» **AIM OF THE EXERCISE**
Output every line of the data exactly as it appears.

Records from a collection
++++++++
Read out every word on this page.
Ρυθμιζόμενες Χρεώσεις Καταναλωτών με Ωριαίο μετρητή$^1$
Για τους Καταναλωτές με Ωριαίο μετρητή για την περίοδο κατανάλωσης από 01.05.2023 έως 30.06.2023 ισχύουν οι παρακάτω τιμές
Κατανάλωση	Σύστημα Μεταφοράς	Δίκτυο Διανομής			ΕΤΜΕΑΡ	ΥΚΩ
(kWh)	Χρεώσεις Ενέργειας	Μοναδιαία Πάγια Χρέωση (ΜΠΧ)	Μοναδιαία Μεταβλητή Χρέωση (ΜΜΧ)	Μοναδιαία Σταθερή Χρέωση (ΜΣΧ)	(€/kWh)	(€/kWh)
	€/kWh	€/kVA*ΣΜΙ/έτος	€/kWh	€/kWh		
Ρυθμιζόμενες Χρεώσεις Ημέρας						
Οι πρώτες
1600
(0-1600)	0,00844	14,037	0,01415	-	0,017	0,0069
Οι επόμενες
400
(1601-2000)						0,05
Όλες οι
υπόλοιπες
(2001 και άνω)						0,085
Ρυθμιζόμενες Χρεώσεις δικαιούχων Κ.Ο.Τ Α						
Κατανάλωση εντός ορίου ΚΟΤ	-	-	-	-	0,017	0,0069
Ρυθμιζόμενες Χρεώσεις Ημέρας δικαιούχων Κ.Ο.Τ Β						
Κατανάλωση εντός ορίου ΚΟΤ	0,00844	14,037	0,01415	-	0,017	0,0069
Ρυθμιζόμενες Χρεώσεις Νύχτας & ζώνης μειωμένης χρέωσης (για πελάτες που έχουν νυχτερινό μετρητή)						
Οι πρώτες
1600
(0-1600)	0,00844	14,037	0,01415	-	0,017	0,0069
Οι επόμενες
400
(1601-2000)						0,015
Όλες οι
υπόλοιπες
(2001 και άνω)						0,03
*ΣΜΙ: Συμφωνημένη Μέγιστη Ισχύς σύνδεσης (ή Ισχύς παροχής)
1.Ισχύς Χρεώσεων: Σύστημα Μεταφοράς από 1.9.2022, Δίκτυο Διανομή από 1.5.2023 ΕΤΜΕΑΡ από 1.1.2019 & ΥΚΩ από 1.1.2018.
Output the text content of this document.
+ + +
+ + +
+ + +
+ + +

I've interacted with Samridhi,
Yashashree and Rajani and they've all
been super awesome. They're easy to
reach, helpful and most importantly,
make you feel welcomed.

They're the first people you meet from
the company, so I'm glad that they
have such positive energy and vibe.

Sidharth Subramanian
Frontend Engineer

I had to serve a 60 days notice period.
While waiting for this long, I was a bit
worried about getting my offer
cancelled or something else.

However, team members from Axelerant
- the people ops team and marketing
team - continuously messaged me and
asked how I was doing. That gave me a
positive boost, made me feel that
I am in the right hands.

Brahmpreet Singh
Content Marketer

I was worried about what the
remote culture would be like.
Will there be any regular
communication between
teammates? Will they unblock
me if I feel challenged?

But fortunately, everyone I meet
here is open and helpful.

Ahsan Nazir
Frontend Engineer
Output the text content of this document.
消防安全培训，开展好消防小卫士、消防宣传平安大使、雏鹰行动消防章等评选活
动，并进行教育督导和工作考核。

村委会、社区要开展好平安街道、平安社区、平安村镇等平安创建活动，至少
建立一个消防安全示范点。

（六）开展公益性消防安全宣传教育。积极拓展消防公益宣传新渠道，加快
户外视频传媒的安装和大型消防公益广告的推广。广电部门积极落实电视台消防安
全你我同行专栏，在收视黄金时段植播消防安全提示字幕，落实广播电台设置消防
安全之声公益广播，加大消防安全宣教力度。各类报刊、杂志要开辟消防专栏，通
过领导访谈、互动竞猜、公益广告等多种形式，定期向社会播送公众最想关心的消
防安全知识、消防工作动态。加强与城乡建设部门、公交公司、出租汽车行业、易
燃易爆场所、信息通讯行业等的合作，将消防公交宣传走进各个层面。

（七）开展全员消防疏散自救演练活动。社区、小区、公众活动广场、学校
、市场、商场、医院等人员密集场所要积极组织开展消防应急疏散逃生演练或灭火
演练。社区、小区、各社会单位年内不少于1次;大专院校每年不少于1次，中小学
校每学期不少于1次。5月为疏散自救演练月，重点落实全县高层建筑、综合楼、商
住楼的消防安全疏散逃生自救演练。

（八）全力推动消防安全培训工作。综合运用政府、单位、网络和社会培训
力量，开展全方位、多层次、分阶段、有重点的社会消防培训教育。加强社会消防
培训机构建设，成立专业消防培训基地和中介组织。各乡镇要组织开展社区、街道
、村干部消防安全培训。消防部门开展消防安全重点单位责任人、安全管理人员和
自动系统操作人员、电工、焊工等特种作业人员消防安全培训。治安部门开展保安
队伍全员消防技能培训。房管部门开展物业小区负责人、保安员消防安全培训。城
++++++++
» **COMPLETED TASK**
Read out every word on this page.
Ρυθμιζόμενες Χρεώσεις Καταναλωτών με Ωριαίο μετρητή$^1$
Για τους Καταναλωτές με Ωριαίο μετρητή για την περίοδο κατανάλωσης από 01.05.2023 έως 30.06.2023 ισχύουν οι παρακάτω τιμές
Κατανάλωση	Σύστημα Μεταφοράς	Δίκτυο Διανομής			ΕΤΜΕΑΡ	ΥΚΩ
(kWh)	Χρεώσεις Ενέργειας	Μοναδιαία Πάγια Χρέωση (ΜΠΧ)	Μοναδιαία Μεταβλητή Χρέωση (ΜΜΧ)	Μοναδιαία Σταθερή Χρέωση (ΜΣΧ)	(€/kWh)	(€/kWh)
	€/kWh	€/kVA*ΣΜΙ/έτος	€/kWh	€/kWh		
Ρυθμιζόμενες Χρεώσεις Ημέρας						
Οι πρώτες
1600
(0-1600)	0,00844	14,037	0,01415	-	0,017	0,0069
Οι επόμενες
400
(1601-2000)						0,05
Όλες οι
υπόλοιπες
(2001 και άνω)						0,085
Ρυθμιζόμενες Χρεώσεις δικαιούχων Κ.Ο.Τ Α						
Κατανάλωση εντός ορίου ΚΟΤ	-	-	-	-	0,017	0,0069
Ρυθμιζόμενες Χρεώσεις Ημέρας δικαιούχων Κ.Ο.Τ Β						
Κατανάλωση εντός ορίου ΚΟΤ	0,00844	14,037	0,01415	-	0,017	0,0069
Ρυθμιζόμενες Χρεώσεις Νύχτας & ζώνης μειωμένης χρέωσης (για πελάτες που έχουν νυχτερινό μετρητή)						
Οι πρώτες
1600
(0-1600)	0,00844	14,037	0,01415	-	0,017	0,0069
Οι επόμενες
400
(1601-2000)						0,015
Όλες οι
υπόλοιπες
(2001 και άνω)						0,03
*ΣΜΙ: Συμφωνημένη Μέγιστη Ισχύς σύνδεσης (ή Ισχύς παροχής)
1.Ισχύς Χρεώσεων: Σύστημα Μεταφοράς από 1.9.2022, Δίκτυο Διανομή από 1.5.2023 ΕΤΜΕΑΡ από 1.1.2019 & ΥΚΩ από 1.1.2018.
Output the text content of this document.
+ + +
+ + +
+ + +
+ + +

I've interacted with Samridhi,
Yashashree and Rajani and they've all
been super awesome. They're easy to
reach, helpful and most importantly,
make you feel welcomed.

They're the first people you meet from
the company, so I'm glad that they
have such positive energy and vibe.

Sidharth Subramanian
Frontend Engineer

I had to serve a 60 days notice period.
While waiting for this long, I was a bit
worried about getting my offer
cancelled or something else.

However, team members from Axelerant
- the people ops team and marketing
team - continuously messaged me and
asked how I was doing. That gave me a
positive boost, made me feel that
I am in the right hands.

Brahmpreet Singh
Content Marketer

I was worried about what the
remote culture would be like.
Will there be any regular
communication between
teammates? Will they unblock
me if I feel challenged?

But fortunately, everyone I meet
here is open and helpful.

Ahsan Nazir
Frontend Engineer
Output the text content of this document.
消防安全培训，开展好消防小卫士、消防宣传平安大使、雏鹰行动消防章等评选活
动，并进行教育督导和工作考核。

村委会、社区要开展好平安街道、平安社区、平安村镇等平安创建活动，至少
建立一个消防安全示范点。

（六）开展公益性消防安全宣传教育。积极拓展消防公益宣传新渠道，加快
户外视频传媒的安装和大型消防公益广告的推广。广电部门积极落实电视台消防安
全你我同行专栏，在收视黄金时段植播消防安全提示字幕，落实广播电台设置消防
安全之声公益广播，加大消防安全宣教力度。各类报刊、杂志要开辟消防专栏，通
过领导访谈、互动竞猜、公益广告等多种形式，定期向社会播送公众最想关心的消
防安全知识、消防工作动态。加强与城乡建设部门、公交公司、出租汽车行业、易
燃易爆场所、信息通讯行业等的合作，将消防公交宣传走进各个层面。

（七）开展全员消防疏散自救演练活动。社区、小区、公众活动广场、学校
、市场、商场、医院等人员密集场所要积极组织开展消防应急疏散逃生演练或灭火
演练。社区、小区、各社会单位年内不少于1次;大专院校每年不少于1次，中小学
校每学期不少于1次。5月为疏散自救演练月，重点落实全县高层建筑、综合楼、商
住楼的消防安全疏散逃生自救演练。

（八）全力推动消防安全培训工作。综合运用政府、单位、网络和社会培训
力量，开展全方位、多层次、分阶段、有重点的社会消防培训教育。加强社会消防
培训机构建设，成立专业消防培训基地和中介组织。各乡镇要组织开展社区、街道
、村干部消防安全培训。消防部门开展消防安全重点单位责任人、安全管理人员和
自动系统操作人员、电工、焊工等特种作业人员消防安全培训。治安部门开展保安
队伍全员消防技能培训。房管部门开展物业小区负责人、保安员消防安全培训。城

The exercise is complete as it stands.